[Start of Information given]

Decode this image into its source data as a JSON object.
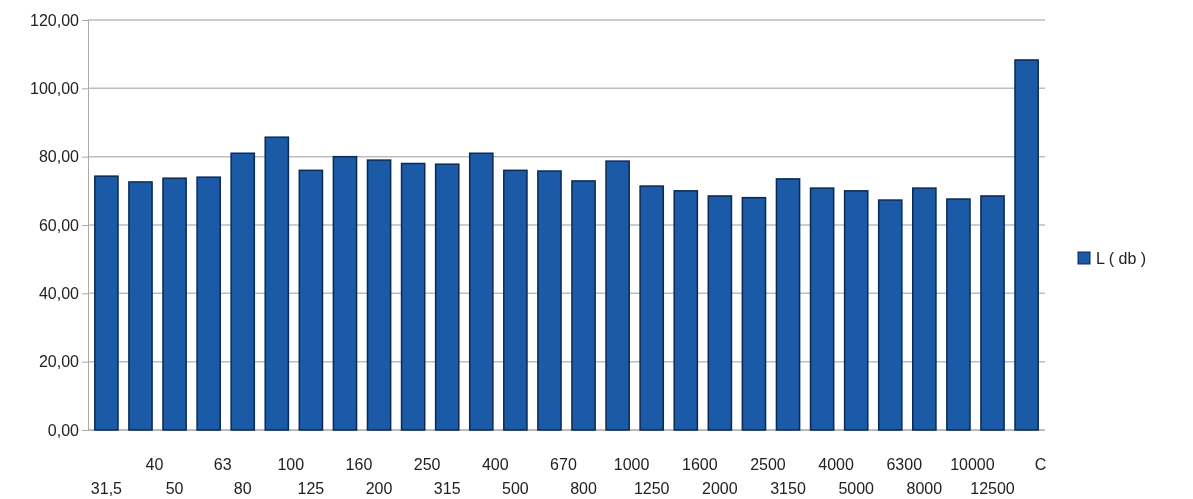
{
  "chart_data": {
    "type": "bar",
    "categories": [
      "31,5",
      "40",
      "50",
      "63",
      "80",
      "100",
      "125",
      "160",
      "200",
      "250",
      "315",
      "400",
      "500",
      "670",
      "800",
      "1000",
      "1250",
      "1600",
      "2000",
      "2500",
      "3150",
      "4000",
      "5000",
      "6300",
      "8000",
      "10000",
      "12500",
      "C"
    ],
    "series": [
      {
        "name": "L ( db )",
        "color": "#1a5aa6",
        "values": [
          74.3,
          72.6,
          73.7,
          74,
          81,
          85.7,
          76,
          80,
          79,
          78,
          77.8,
          81,
          76,
          75.8,
          72.9,
          78.7,
          71.4,
          70,
          68.5,
          68,
          73.5,
          70.8,
          70,
          67.3,
          70.8,
          67.6,
          68.5,
          108.3
        ]
      }
    ],
    "ylim": [
      0,
      120
    ],
    "yticks": [
      {
        "value": 0,
        "label": "0,00"
      },
      {
        "value": 20,
        "label": "20,00"
      },
      {
        "value": 40,
        "label": "40,00"
      },
      {
        "value": 60,
        "label": "60,00"
      },
      {
        "value": 80,
        "label": "80,00"
      },
      {
        "value": 100,
        "label": "100,00"
      },
      {
        "value": 120,
        "label": "120,00"
      }
    ],
    "grid": "y",
    "legend": "right"
  }
}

[End of Information given]

Exercise aim | Pull every line containing the word "label" out of the material.

Written response |
        "label": "0,00"
        "label": "20,00"
        "label": "40,00"
        "label": "60,00"
        "label": "80,00"
        "label": "100,00"
        "label": "120,00"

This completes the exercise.